##### DATASET ROWS

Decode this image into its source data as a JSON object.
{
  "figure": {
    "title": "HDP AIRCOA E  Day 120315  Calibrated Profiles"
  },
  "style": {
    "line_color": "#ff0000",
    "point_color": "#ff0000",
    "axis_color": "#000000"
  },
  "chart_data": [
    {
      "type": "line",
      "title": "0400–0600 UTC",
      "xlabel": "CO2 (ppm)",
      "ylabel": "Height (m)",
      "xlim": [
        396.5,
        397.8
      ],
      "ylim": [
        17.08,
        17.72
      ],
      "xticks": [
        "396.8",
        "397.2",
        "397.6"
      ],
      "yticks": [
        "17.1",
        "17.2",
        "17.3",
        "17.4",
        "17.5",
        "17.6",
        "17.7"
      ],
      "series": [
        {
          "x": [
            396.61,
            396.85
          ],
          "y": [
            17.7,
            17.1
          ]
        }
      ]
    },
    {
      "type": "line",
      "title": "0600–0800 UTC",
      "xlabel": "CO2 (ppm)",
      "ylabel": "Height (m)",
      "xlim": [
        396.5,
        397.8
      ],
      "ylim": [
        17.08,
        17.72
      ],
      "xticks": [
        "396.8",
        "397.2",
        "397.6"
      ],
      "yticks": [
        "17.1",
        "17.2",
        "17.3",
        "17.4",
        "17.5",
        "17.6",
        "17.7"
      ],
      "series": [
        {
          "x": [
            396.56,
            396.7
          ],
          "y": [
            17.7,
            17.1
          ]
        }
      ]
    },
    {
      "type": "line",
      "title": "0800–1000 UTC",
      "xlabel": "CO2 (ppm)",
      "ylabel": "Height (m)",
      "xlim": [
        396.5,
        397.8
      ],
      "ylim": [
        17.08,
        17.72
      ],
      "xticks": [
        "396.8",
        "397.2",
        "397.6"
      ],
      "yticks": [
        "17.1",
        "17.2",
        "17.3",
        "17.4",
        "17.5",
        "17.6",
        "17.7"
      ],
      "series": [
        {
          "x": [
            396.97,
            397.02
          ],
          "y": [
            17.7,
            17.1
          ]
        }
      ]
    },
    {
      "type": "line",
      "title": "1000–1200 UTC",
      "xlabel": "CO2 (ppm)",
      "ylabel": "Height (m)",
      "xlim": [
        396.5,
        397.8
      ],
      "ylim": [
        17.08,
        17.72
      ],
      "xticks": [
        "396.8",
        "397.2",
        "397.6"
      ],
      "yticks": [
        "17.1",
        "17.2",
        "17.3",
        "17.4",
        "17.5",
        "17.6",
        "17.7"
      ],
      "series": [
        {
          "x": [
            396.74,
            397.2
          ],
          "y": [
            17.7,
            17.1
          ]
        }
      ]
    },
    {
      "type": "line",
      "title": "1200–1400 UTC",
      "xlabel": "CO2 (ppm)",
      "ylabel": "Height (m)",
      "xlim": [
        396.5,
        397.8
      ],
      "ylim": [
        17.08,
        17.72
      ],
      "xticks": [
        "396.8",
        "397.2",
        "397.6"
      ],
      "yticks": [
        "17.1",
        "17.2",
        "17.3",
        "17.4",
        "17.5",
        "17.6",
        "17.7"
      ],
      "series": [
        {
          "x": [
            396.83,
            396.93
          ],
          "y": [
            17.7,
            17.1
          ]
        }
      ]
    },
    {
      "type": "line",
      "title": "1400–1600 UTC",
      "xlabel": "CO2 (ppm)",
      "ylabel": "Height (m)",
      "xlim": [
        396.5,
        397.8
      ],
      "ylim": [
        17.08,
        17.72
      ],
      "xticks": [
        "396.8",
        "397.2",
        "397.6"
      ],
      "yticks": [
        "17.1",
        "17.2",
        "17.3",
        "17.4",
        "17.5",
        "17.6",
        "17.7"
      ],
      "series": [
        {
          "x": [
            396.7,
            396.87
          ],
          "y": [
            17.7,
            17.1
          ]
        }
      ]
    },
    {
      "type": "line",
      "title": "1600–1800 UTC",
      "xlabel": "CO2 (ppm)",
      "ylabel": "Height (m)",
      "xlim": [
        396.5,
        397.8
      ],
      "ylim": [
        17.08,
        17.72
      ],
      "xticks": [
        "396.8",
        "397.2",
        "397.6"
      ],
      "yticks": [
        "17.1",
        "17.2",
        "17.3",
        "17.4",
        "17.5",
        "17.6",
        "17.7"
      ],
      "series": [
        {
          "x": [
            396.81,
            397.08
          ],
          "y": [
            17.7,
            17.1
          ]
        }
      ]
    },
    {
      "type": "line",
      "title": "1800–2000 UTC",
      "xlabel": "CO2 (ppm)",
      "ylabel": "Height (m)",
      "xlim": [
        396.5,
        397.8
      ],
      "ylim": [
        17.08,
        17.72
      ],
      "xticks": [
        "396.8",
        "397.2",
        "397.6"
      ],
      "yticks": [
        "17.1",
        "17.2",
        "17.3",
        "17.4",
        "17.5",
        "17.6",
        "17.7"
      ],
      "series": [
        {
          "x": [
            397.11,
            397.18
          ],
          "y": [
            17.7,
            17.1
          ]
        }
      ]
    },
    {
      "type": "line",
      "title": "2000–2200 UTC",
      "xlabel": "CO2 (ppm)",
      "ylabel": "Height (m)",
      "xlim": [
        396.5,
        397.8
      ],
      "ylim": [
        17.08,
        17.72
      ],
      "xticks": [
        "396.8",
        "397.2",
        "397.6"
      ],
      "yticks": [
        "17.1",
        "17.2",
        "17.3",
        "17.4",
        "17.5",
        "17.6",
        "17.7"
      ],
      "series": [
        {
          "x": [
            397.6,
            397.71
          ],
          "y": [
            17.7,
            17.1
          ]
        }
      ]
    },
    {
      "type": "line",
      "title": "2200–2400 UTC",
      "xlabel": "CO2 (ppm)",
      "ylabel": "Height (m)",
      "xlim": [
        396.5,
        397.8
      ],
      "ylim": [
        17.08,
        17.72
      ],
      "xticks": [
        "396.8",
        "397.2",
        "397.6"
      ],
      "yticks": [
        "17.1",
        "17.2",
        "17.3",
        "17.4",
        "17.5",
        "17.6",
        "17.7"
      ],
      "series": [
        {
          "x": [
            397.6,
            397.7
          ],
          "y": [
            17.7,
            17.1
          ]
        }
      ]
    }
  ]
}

##########

> [GIVEN EXERCISE]
Print every entry exactly as written.

> [WRITTEN ANSWER]
Decode this image into its source data as a JSON object.
{
  "figure": {
    "title": "HDP AIRCOA E  Day 120315  Calibrated Profiles"
  },
  "style": {
    "line_color": "#ff0000",
    "point_color": "#ff0000",
    "axis_color": "#000000"
  },
  "chart_data": [
    {
      "type": "line",
      "title": "0400–0600 UTC",
      "xlabel": "CO2 (ppm)",
      "ylabel": "Height (m)",
      "xlim": [
        396.5,
        397.8
      ],
      "ylim": [
        17.08,
        17.72
      ],
      "xticks": [
        "396.8",
        "397.2",
        "397.6"
      ],
      "yticks": [
        "17.1",
        "17.2",
        "17.3",
        "17.4",
        "17.5",
        "17.6",
        "17.7"
      ],
      "series": [
        {
          "x": [
            396.61,
            396.85
          ],
          "y": [
            17.7,
            17.1
          ]
        }
      ]
    },
    {
      "type": "line",
      "title": "0600–0800 UTC",
      "xlabel": "CO2 (ppm)",
      "ylabel": "Height (m)",
      "xlim": [
        396.5,
        397.8
      ],
      "ylim": [
        17.08,
        17.72
      ],
      "xticks": [
        "396.8",
        "397.2",
        "397.6"
      ],
      "yticks": [
        "17.1",
        "17.2",
        "17.3",
        "17.4",
        "17.5",
        "17.6",
        "17.7"
      ],
      "series": [
        {
          "x": [
            396.56,
            396.7
          ],
          "y": [
            17.7,
            17.1
          ]
        }
      ]
    },
    {
      "type": "line",
      "title": "0800–1000 UTC",
      "xlabel": "CO2 (ppm)",
      "ylabel": "Height (m)",
      "xlim": [
        396.5,
        397.8
      ],
      "ylim": [
        17.08,
        17.72
      ],
      "xticks": [
        "396.8",
        "397.2",
        "397.6"
      ],
      "yticks": [
        "17.1",
        "17.2",
        "17.3",
        "17.4",
        "17.5",
        "17.6",
        "17.7"
      ],
      "series": [
        {
          "x": [
            396.97,
            397.02
          ],
          "y": [
            17.7,
            17.1
          ]
        }
      ]
    },
    {
      "type": "line",
      "title": "1000–1200 UTC",
      "xlabel": "CO2 (ppm)",
      "ylabel": "Height (m)",
      "xlim": [
        396.5,
        397.8
      ],
      "ylim": [
        17.08,
        17.72
      ],
      "xticks": [
        "396.8",
        "397.2",
        "397.6"
      ],
      "yticks": [
        "17.1",
        "17.2",
        "17.3",
        "17.4",
        "17.5",
        "17.6",
        "17.7"
      ],
      "series": [
        {
          "x": [
            396.74,
            397.2
          ],
          "y": [
            17.7,
            17.1
          ]
        }
      ]
    },
    {
      "type": "line",
      "title": "1200–1400 UTC",
      "xlabel": "CO2 (ppm)",
      "ylabel": "Height (m)",
      "xlim": [
        396.5,
        397.8
      ],
      "ylim": [
        17.08,
        17.72
      ],
      "xticks": [
        "396.8",
        "397.2",
        "397.6"
      ],
      "yticks": [
        "17.1",
        "17.2",
        "17.3",
        "17.4",
        "17.5",
        "17.6",
        "17.7"
      ],
      "series": [
        {
          "x": [
            396.83,
            396.93
          ],
          "y": [
            17.7,
            17.1
          ]
        }
      ]
    },
    {
      "type": "line",
      "title": "1400–1600 UTC",
      "xlabel": "CO2 (ppm)",
      "ylabel": "Height (m)",
      "xlim": [
        396.5,
        397.8
      ],
      "ylim": [
        17.08,
        17.72
      ],
      "xticks": [
        "396.8",
        "397.2",
        "397.6"
      ],
      "yticks": [
        "17.1",
        "17.2",
        "17.3",
        "17.4",
        "17.5",
        "17.6",
        "17.7"
      ],
      "series": [
        {
          "x": [
            396.7,
            396.87
          ],
          "y": [
            17.7,
            17.1
          ]
        }
      ]
    },
    {
      "type": "line",
      "title": "1600–1800 UTC",
      "xlabel": "CO2 (ppm)",
      "ylabel": "Height (m)",
      "xlim": [
        396.5,
        397.8
      ],
      "ylim": [
        17.08,
        17.72
      ],
      "xticks": [
        "396.8",
        "397.2",
        "397.6"
      ],
      "yticks": [
        "17.1",
        "17.2",
        "17.3",
        "17.4",
        "17.5",
        "17.6",
        "17.7"
      ],
      "series": [
        {
          "x": [
            396.81,
            397.08
          ],
          "y": [
            17.7,
            17.1
          ]
        }
      ]
    },
    {
      "type": "line",
      "title": "1800–2000 UTC",
      "xlabel": "CO2 (ppm)",
      "ylabel": "Height (m)",
      "xlim": [
        396.5,
        397.8
      ],
      "ylim": [
        17.08,
        17.72
      ],
      "xticks": [
        "396.8",
        "397.2",
        "397.6"
      ],
      "yticks": [
        "17.1",
        "17.2",
        "17.3",
        "17.4",
        "17.5",
        "17.6",
        "17.7"
      ],
      "series": [
        {
          "x": [
            397.11,
            397.18
          ],
          "y": [
            17.7,
            17.1
          ]
        }
      ]
    },
    {
      "type": "line",
      "title": "2000–2200 UTC",
      "xlabel": "CO2 (ppm)",
      "ylabel": "Height (m)",
      "xlim": [
        396.5,
        397.8
      ],
      "ylim": [
        17.08,
        17.72
      ],
      "xticks": [
        "396.8",
        "397.2",
        "397.6"
      ],
      "yticks": [
        "17.1",
        "17.2",
        "17.3",
        "17.4",
        "17.5",
        "17.6",
        "17.7"
      ],
      "series": [
        {
          "x": [
            397.6,
            397.71
          ],
          "y": [
            17.7,
            17.1
          ]
        }
      ]
    },
    {
      "type": "line",
      "title": "2200–2400 UTC",
      "xlabel": "CO2 (ppm)",
      "ylabel": "Height (m)",
      "xlim": [
        396.5,
        397.8
      ],
      "ylim": [
        17.08,
        17.72
      ],
      "xticks": [
        "396.8",
        "397.2",
        "397.6"
      ],
      "yticks": [
        "17.1",
        "17.2",
        "17.3",
        "17.4",
        "17.5",
        "17.6",
        "17.7"
      ],
      "series": [
        {
          "x": [
            397.6,
            397.7
          ],
          "y": [
            17.7,
            17.1
          ]
        }
      ]
    }
  ]
}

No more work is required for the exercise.